** Start of EXERCISE INPUT **

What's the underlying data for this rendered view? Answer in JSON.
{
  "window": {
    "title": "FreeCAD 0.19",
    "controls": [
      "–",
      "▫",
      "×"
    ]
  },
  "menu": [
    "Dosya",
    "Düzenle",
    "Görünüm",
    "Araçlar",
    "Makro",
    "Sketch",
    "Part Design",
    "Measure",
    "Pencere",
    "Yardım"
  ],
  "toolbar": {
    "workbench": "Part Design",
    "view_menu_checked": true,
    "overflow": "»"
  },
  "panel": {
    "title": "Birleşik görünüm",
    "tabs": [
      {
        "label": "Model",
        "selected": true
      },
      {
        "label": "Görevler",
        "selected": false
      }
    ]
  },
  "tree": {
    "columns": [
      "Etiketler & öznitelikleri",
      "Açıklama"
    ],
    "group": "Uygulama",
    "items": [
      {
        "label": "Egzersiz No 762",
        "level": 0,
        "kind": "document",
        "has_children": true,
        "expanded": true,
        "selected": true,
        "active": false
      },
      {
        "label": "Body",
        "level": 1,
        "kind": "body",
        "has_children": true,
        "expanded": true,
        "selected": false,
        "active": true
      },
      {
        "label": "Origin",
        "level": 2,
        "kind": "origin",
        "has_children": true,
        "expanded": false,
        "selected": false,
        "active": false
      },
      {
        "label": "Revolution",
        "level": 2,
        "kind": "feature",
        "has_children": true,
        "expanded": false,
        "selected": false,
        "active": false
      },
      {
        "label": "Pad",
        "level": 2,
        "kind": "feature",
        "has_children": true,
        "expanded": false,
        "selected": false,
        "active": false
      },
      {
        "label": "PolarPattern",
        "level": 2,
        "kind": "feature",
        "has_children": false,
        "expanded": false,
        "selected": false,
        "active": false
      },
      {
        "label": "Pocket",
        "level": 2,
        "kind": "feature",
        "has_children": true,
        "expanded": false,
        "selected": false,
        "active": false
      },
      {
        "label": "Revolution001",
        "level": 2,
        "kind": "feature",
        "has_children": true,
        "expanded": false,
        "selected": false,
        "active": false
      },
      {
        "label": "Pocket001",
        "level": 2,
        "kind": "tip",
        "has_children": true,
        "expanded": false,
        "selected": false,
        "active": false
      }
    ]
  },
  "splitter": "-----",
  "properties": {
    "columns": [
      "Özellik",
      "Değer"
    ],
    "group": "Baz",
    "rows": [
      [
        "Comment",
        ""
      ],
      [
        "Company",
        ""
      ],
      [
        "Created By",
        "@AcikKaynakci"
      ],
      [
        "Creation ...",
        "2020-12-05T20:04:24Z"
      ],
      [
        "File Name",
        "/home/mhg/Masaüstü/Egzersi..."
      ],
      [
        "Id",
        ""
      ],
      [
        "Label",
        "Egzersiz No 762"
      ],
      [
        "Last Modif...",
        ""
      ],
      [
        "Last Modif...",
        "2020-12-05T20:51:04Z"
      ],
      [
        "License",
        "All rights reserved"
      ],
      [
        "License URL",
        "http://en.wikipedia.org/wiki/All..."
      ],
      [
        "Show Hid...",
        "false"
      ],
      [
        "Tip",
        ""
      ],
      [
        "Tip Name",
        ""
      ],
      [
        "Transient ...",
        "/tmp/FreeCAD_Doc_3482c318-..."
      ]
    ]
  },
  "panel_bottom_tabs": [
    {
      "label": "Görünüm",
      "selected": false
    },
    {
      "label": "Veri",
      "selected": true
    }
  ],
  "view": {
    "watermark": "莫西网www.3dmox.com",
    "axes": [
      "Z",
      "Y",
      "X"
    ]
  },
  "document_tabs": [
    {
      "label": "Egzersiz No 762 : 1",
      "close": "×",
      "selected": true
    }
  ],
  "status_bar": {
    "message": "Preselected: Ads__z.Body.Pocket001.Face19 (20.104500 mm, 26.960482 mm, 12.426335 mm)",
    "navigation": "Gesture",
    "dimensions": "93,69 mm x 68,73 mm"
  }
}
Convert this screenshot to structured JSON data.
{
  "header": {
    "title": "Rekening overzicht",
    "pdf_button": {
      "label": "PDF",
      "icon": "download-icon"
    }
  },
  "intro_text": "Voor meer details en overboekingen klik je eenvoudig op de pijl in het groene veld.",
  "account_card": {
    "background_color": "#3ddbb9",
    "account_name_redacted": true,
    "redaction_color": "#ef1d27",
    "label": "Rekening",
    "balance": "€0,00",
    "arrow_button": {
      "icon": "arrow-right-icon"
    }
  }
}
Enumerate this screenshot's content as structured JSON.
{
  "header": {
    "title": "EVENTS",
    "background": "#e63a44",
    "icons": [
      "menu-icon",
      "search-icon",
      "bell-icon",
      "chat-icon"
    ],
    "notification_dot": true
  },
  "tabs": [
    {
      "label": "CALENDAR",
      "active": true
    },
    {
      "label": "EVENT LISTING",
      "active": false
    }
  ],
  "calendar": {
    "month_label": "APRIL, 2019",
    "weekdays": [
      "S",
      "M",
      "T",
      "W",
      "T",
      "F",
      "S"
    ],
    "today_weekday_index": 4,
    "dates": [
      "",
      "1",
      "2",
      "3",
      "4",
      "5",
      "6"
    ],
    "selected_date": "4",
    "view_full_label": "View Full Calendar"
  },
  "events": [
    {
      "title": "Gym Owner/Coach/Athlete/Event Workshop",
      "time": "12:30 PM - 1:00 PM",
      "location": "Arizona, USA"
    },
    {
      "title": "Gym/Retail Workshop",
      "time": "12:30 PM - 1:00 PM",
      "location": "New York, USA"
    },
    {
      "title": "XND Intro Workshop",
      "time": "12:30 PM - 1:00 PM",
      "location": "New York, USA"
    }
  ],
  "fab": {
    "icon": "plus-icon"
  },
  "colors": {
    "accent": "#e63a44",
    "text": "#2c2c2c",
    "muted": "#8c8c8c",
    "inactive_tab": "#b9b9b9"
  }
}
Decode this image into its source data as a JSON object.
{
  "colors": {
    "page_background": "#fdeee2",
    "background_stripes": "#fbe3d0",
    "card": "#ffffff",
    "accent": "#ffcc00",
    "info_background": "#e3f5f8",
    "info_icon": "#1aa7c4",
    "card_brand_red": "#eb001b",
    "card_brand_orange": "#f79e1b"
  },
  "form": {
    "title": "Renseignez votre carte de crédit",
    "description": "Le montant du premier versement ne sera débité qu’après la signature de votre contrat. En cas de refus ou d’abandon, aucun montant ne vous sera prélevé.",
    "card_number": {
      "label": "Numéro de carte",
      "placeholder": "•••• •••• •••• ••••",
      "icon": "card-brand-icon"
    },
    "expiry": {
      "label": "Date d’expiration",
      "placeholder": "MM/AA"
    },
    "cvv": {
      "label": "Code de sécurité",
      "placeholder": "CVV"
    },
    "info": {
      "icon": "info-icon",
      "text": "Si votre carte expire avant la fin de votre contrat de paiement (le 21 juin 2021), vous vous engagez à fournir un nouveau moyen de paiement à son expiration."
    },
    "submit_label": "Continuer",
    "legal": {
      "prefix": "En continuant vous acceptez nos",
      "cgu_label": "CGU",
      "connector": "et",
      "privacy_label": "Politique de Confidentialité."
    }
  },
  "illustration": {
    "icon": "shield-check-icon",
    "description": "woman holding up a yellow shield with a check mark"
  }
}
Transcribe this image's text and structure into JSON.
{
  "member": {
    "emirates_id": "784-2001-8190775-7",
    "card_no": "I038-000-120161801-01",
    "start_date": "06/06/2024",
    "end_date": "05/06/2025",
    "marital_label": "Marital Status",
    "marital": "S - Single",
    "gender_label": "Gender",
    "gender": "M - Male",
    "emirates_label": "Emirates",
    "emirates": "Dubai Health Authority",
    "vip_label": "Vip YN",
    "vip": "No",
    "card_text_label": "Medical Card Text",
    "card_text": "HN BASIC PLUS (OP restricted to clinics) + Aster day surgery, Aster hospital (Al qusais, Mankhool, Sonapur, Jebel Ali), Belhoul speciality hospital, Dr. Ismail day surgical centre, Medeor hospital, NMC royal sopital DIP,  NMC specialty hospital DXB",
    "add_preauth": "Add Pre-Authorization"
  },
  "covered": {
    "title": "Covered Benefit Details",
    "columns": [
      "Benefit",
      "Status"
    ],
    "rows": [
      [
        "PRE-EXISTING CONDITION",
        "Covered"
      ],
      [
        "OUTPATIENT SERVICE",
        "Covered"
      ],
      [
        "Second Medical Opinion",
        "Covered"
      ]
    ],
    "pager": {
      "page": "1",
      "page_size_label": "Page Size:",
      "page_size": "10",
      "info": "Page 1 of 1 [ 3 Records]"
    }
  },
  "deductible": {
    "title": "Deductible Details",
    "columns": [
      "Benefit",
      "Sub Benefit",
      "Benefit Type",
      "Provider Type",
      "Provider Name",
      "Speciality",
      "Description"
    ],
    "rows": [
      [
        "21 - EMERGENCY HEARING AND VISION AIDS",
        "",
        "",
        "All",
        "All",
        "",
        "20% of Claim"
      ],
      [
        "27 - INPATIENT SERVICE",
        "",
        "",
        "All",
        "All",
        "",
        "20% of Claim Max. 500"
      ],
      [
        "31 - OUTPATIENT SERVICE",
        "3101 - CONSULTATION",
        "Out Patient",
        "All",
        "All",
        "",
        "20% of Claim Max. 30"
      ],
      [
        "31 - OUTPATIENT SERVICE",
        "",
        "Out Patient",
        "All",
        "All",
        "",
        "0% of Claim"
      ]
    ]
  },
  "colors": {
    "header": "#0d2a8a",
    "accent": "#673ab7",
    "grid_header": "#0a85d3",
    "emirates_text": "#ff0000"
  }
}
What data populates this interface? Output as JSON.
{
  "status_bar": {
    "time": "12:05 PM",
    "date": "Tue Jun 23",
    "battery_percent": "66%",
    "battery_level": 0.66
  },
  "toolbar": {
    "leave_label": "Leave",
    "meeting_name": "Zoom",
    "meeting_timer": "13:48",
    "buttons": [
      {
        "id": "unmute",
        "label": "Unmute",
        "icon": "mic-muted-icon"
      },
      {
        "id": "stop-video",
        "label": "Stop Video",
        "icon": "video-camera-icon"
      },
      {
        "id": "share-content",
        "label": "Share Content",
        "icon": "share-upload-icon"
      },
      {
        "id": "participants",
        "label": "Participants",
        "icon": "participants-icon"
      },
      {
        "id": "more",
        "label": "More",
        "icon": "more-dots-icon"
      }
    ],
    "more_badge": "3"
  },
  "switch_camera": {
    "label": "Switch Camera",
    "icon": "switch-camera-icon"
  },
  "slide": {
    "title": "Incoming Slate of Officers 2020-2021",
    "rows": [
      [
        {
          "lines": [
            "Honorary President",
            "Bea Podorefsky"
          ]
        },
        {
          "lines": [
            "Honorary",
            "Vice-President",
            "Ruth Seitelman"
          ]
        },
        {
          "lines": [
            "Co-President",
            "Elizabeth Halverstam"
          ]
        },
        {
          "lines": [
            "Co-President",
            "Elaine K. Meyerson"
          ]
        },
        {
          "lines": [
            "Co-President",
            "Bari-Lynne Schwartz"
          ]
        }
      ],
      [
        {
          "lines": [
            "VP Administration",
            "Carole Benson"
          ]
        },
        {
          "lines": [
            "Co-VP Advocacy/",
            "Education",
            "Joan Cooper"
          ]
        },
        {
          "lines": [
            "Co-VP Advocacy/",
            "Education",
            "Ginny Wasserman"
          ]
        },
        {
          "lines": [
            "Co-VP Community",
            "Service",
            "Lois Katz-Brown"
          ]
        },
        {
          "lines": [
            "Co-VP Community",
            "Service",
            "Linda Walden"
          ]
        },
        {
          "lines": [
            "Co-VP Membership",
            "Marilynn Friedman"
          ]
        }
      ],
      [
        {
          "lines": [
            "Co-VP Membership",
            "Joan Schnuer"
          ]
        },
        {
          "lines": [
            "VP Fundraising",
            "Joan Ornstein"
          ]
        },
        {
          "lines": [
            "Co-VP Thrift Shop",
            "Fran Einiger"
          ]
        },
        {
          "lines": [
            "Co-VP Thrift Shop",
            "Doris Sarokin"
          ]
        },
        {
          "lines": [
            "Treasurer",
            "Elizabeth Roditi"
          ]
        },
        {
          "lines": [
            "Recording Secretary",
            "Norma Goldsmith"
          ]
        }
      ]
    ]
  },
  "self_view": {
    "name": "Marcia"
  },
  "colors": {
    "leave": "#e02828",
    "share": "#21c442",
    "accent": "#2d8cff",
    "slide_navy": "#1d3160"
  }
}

** End of EXERCISE INPUT **

Find how many of the lines above have the word "Claim" in them. State only that number.

4